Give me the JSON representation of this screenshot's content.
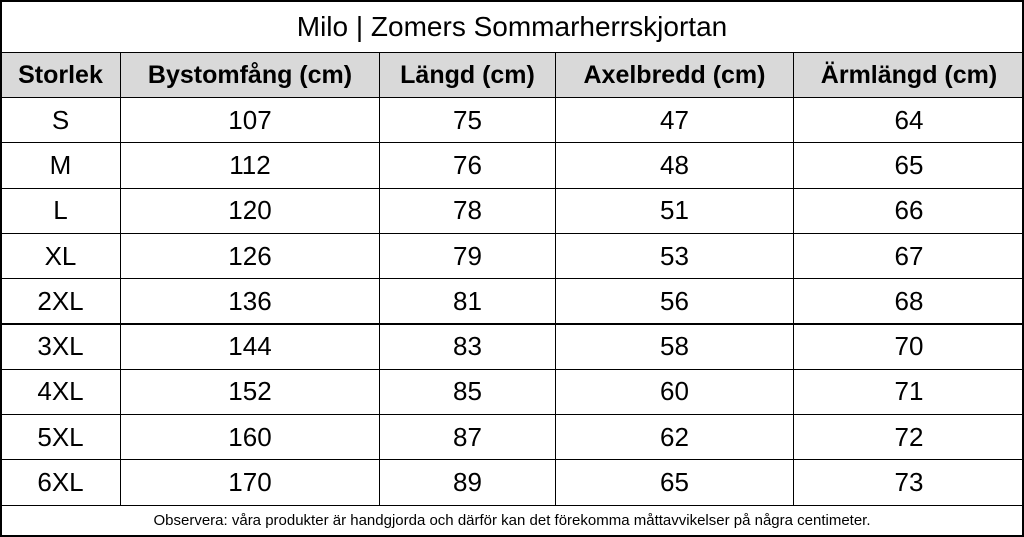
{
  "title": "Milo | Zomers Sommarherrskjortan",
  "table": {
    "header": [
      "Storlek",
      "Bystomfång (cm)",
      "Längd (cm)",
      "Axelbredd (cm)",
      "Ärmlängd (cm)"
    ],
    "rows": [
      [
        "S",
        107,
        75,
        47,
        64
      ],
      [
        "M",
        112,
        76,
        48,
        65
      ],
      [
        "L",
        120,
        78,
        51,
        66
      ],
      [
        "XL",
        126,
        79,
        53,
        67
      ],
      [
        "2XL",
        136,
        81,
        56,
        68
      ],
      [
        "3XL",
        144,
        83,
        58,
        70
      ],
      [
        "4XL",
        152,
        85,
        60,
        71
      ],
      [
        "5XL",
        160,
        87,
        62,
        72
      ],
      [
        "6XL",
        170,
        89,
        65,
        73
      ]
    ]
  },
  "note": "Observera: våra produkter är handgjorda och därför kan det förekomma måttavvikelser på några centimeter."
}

§ §

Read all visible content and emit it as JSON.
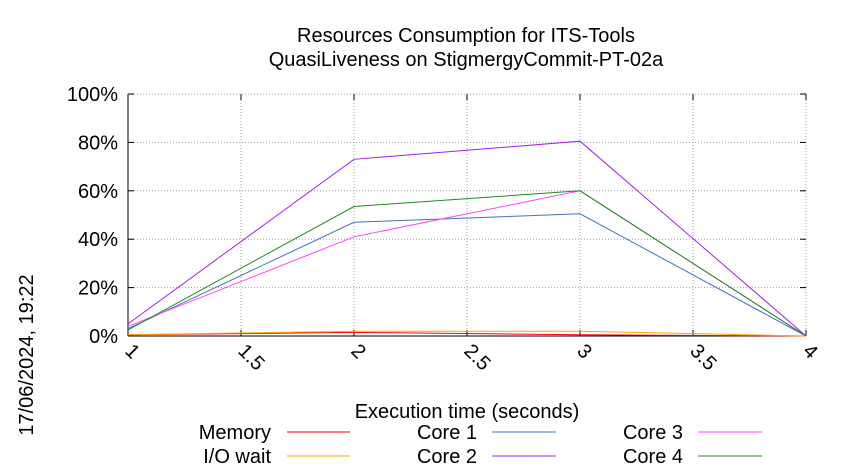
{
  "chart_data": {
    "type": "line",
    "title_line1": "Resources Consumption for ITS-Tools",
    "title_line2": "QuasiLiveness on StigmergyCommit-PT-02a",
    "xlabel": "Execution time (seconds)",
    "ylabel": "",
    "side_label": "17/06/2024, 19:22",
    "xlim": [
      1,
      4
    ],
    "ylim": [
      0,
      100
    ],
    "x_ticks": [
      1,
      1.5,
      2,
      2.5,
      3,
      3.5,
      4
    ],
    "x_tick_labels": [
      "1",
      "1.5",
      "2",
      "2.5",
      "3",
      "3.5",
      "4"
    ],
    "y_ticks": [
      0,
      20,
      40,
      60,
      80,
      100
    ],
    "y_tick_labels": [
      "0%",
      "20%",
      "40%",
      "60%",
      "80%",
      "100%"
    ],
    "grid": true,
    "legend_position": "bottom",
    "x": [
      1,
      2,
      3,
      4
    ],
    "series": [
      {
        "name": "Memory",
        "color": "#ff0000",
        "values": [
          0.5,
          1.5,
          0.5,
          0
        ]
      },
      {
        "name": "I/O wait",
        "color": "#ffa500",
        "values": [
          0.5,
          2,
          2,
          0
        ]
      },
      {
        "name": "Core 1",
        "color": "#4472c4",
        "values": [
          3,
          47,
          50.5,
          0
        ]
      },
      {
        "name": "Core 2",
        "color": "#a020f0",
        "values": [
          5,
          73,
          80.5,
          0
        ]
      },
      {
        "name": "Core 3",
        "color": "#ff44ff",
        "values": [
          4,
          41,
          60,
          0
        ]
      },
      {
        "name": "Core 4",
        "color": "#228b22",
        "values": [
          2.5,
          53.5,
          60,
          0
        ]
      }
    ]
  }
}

§ §

Within the listing, how many lines hold the word "Core"? Only the number is to be given.

4